[Source data]
== == ==

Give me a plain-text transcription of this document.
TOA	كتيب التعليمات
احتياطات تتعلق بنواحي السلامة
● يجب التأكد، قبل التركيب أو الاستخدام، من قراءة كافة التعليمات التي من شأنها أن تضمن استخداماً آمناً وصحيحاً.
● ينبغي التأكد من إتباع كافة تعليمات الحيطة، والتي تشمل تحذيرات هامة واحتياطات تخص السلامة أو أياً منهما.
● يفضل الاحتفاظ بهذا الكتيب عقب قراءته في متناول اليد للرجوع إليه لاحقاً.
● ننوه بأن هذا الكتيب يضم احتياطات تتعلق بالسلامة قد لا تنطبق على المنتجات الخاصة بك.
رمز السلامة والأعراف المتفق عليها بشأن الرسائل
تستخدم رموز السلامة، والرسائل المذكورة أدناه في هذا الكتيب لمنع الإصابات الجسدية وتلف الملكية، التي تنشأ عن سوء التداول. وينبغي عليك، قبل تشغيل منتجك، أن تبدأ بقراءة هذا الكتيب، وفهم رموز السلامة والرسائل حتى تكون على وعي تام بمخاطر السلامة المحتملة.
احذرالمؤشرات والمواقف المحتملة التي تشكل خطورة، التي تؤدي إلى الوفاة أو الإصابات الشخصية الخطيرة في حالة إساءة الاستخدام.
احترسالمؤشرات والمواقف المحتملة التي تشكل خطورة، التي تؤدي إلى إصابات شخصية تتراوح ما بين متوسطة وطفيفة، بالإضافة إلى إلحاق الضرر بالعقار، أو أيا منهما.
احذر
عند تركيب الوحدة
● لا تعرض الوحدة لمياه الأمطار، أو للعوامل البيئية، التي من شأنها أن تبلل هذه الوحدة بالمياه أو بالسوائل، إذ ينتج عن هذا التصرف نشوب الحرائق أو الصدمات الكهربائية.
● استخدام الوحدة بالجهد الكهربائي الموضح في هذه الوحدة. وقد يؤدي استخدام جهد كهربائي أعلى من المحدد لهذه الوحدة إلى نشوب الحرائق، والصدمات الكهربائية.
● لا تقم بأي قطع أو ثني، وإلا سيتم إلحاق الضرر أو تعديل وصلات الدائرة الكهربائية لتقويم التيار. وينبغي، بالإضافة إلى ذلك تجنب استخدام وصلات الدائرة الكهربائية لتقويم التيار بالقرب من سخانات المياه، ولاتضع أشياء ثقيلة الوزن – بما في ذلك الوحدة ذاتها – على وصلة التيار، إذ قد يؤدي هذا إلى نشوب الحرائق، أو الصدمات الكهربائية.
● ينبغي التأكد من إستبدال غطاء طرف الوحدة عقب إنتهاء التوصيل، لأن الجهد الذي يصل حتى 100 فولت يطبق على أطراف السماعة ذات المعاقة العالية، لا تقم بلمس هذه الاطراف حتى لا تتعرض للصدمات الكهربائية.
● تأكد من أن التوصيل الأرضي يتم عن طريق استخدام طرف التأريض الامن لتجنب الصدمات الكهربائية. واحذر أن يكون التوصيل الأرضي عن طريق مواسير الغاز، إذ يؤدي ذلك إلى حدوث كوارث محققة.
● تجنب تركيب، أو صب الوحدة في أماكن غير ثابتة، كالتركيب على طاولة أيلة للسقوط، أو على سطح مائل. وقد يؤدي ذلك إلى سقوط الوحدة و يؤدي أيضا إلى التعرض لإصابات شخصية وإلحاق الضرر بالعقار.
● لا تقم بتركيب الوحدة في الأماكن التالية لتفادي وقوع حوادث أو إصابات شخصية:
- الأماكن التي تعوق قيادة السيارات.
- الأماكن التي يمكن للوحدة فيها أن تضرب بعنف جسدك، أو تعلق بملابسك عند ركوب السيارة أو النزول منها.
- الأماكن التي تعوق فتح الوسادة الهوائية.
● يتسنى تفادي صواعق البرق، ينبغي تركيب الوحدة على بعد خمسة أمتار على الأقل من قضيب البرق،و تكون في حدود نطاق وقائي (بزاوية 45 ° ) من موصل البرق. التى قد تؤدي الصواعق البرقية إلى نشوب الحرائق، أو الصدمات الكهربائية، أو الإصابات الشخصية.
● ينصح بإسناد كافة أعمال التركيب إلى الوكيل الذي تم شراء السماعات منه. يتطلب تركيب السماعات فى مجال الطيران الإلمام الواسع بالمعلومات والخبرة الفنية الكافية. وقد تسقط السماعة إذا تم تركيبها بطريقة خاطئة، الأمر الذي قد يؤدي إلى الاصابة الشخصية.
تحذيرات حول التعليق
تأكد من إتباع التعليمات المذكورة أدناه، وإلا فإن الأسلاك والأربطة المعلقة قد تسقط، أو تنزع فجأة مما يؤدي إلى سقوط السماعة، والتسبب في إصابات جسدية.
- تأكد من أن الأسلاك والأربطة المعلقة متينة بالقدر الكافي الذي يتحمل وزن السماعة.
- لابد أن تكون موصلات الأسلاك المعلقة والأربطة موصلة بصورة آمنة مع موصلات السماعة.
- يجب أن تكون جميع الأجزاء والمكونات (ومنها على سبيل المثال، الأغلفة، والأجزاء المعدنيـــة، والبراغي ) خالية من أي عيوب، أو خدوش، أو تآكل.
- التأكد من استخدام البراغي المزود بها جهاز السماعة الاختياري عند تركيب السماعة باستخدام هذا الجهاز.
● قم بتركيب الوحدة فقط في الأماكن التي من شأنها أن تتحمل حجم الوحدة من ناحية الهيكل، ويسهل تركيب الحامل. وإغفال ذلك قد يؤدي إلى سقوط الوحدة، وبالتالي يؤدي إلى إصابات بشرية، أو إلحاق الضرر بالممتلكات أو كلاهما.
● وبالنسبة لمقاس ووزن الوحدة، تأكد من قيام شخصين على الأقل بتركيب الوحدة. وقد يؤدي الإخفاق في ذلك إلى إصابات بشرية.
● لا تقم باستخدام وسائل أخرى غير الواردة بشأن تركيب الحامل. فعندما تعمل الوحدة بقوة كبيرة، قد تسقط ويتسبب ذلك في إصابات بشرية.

== == ==

Reproduce the entire listing word for word.

Give me a plain-text transcription of this document.
TOA	كتيب التعليمات
احتياطات تتعلق بنواحي السلامة
● يجب التأكد، قبل التركيب أو الاستخدام، من قراءة كافة التعليمات التي من شأنها أن تضمن استخداماً آمناً وصحيحاً.
● ينبغي التأكد من إتباع كافة تعليمات الحيطة، والتي تشمل تحذيرات هامة واحتياطات تخص السلامة أو أياً منهما.
● يفضل الاحتفاظ بهذا الكتيب عقب قراءته في متناول اليد للرجوع إليه لاحقاً.
● ننوه بأن هذا الكتيب يضم احتياطات تتعلق بالسلامة قد لا تنطبق على المنتجات الخاصة بك.
رمز السلامة والأعراف المتفق عليها بشأن الرسائل
تستخدم رموز السلامة، والرسائل المذكورة أدناه في هذا الكتيب لمنع الإصابات الجسدية وتلف الملكية، التي تنشأ عن سوء التداول. وينبغي عليك، قبل تشغيل منتجك، أن تبدأ بقراءة هذا الكتيب، وفهم رموز السلامة والرسائل حتى تكون على وعي تام بمخاطر السلامة المحتملة.
احذرالمؤشرات والمواقف المحتملة التي تشكل خطورة، التي تؤدي إلى الوفاة أو الإصابات الشخصية الخطيرة في حالة إساءة الاستخدام.
احترسالمؤشرات والمواقف المحتملة التي تشكل خطورة، التي تؤدي إلى إصابات شخصية تتراوح ما بين متوسطة وطفيفة، بالإضافة إلى إلحاق الضرر بالعقار، أو أيا منهما.
احذر
عند تركيب الوحدة
● لا تعرض الوحدة لمياه الأمطار، أو للعوامل البيئية، التي من شأنها أن تبلل هذه الوحدة بالمياه أو بالسوائل، إذ ينتج عن هذا التصرف نشوب الحرائق أو الصدمات الكهربائية.
● استخدام الوحدة بالجهد الكهربائي الموضح في هذه الوحدة. وقد يؤدي استخدام جهد كهربائي أعلى من المحدد لهذه الوحدة إلى نشوب الحرائق، والصدمات الكهربائية.
● لا تقم بأي قطع أو ثني، وإلا سيتم إلحاق الضرر أو تعديل وصلات الدائرة الكهربائية لتقويم التيار. وينبغي، بالإضافة إلى ذلك تجنب استخدام وصلات الدائرة الكهربائية لتقويم التيار بالقرب من سخانات المياه، ولاتضع أشياء ثقيلة الوزن – بما في ذلك الوحدة ذاتها – على وصلة التيار، إذ قد يؤدي هذا إلى نشوب الحرائق، أو الصدمات الكهربائية.
● ينبغي التأكد من إستبدال غطاء طرف الوحدة عقب إنتهاء التوصيل، لأن الجهد الذي يصل حتى 100 فولت يطبق على أطراف السماعة ذات المعاقة العالية، لا تقم بلمس هذه الاطراف حتى لا تتعرض للصدمات الكهربائية.
● تأكد من أن التوصيل الأرضي يتم عن طريق استخدام طرف التأريض الامن لتجنب الصدمات الكهربائية. واحذر أن يكون التوصيل الأرضي عن طريق مواسير الغاز، إذ يؤدي ذلك إلى حدوث كوارث محققة.
● تجنب تركيب، أو صب الوحدة في أماكن غير ثابتة، كالتركيب على طاولة أيلة للسقوط، أو على سطح مائل. وقد يؤدي ذلك إلى سقوط الوحدة و يؤدي أيضا إلى التعرض لإصابات شخصية وإلحاق الضرر بالعقار.
● لا تقم بتركيب الوحدة في الأماكن التالية لتفادي وقوع حوادث أو إصابات شخصية:
- الأماكن التي تعوق قيادة السيارات.
- الأماكن التي يمكن للوحدة فيها أن تضرب بعنف جسدك، أو تعلق بملابسك عند ركوب السيارة أو النزول منها.
- الأماكن التي تعوق فتح الوسادة الهوائية.
● يتسنى تفادي صواعق البرق، ينبغي تركيب الوحدة على بعد خمسة أمتار على الأقل من قضيب البرق،و تكون في حدود نطاق وقائي (بزاوية 45 ° ) من موصل البرق. التى قد تؤدي الصواعق البرقية إلى نشوب الحرائق، أو الصدمات الكهربائية، أو الإصابات الشخصية.
● ينصح بإسناد كافة أعمال التركيب إلى الوكيل الذي تم شراء السماعات منه. يتطلب تركيب السماعات فى مجال الطيران الإلمام الواسع بالمعلومات والخبرة الفنية الكافية. وقد تسقط السماعة إذا تم تركيبها بطريقة خاطئة، الأمر الذي قد يؤدي إلى الاصابة الشخصية.
تحذيرات حول التعليق
تأكد من إتباع التعليمات المذكورة أدناه، وإلا فإن الأسلاك والأربطة المعلقة قد تسقط، أو تنزع فجأة مما يؤدي إلى سقوط السماعة، والتسبب في إصابات جسدية.
- تأكد من أن الأسلاك والأربطة المعلقة متينة بالقدر الكافي الذي يتحمل وزن السماعة.
- لابد أن تكون موصلات الأسلاك المعلقة والأربطة موصلة بصورة آمنة مع موصلات السماعة.
- يجب أن تكون جميع الأجزاء والمكونات (ومنها على سبيل المثال، الأغلفة، والأجزاء المعدنيـــة، والبراغي ) خالية من أي عيوب، أو خدوش، أو تآكل.
- التأكد من استخدام البراغي المزود بها جهاز السماعة الاختياري عند تركيب السماعة باستخدام هذا الجهاز.
● قم بتركيب الوحدة فقط في الأماكن التي من شأنها أن تتحمل حجم الوحدة من ناحية الهيكل، ويسهل تركيب الحامل. وإغفال ذلك قد يؤدي إلى سقوط الوحدة، وبالتالي يؤدي إلى إصابات بشرية، أو إلحاق الضرر بالممتلكات أو كلاهما.
● وبالنسبة لمقاس ووزن الوحدة، تأكد من قيام شخصين على الأقل بتركيب الوحدة. وقد يؤدي الإخفاق في ذلك إلى إصابات بشرية.
● لا تقم باستخدام وسائل أخرى غير الواردة بشأن تركيب الحامل. فعندما تعمل الوحدة بقوة كبيرة، قد تسقط ويتسبب ذلك في إصابات بشرية.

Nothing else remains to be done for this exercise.